═════ Working data

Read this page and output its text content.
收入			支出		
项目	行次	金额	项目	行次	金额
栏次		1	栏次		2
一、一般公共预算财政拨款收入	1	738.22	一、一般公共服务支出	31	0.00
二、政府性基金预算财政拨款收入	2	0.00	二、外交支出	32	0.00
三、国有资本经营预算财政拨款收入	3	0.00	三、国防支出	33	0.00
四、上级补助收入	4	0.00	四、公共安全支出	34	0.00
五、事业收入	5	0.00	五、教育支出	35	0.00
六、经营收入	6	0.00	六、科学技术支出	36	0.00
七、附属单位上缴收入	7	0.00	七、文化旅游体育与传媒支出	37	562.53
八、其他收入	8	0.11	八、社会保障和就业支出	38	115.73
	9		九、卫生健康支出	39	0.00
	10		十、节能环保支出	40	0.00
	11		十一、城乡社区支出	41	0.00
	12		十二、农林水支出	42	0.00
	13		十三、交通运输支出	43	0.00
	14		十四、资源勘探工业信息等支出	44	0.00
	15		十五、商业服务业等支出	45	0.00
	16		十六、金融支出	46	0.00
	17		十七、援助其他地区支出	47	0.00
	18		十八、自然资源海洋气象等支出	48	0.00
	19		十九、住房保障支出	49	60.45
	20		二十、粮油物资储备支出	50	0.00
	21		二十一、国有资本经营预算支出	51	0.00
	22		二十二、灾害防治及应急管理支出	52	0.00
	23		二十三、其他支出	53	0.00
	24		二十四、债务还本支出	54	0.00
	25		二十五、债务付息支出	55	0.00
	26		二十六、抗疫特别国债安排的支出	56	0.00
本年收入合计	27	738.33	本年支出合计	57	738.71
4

══════════

**Exercise description**
Using the entries above, please restate each one word for word.

**Solution for this exercise**
Read this page and output its text content.
收入			支出		
项目	行次	金额	项目	行次	金额
栏次		1	栏次		2
一、一般公共预算财政拨款收入	1	738.22	一、一般公共服务支出	31	0.00
二、政府性基金预算财政拨款收入	2	0.00	二、外交支出	32	0.00
三、国有资本经营预算财政拨款收入	3	0.00	三、国防支出	33	0.00
四、上级补助收入	4	0.00	四、公共安全支出	34	0.00
五、事业收入	5	0.00	五、教育支出	35	0.00
六、经营收入	6	0.00	六、科学技术支出	36	0.00
七、附属单位上缴收入	7	0.00	七、文化旅游体育与传媒支出	37	562.53
八、其他收入	8	0.11	八、社会保障和就业支出	38	115.73
	9		九、卫生健康支出	39	0.00
	10		十、节能环保支出	40	0.00
	11		十一、城乡社区支出	41	0.00
	12		十二、农林水支出	42	0.00
	13		十三、交通运输支出	43	0.00
	14		十四、资源勘探工业信息等支出	44	0.00
	15		十五、商业服务业等支出	45	0.00
	16		十六、金融支出	46	0.00
	17		十七、援助其他地区支出	47	0.00
	18		十八、自然资源海洋气象等支出	48	0.00
	19		十九、住房保障支出	49	60.45
	20		二十、粮油物资储备支出	50	0.00
	21		二十一、国有资本经营预算支出	51	0.00
	22		二十二、灾害防治及应急管理支出	52	0.00
	23		二十三、其他支出	53	0.00
	24		二十四、债务还本支出	54	0.00
	25		二十五、债务付息支出	55	0.00
	26		二十六、抗疫特别国债安排的支出	56	0.00
本年收入合计	27	738.33	本年支出合计	57	738.71
4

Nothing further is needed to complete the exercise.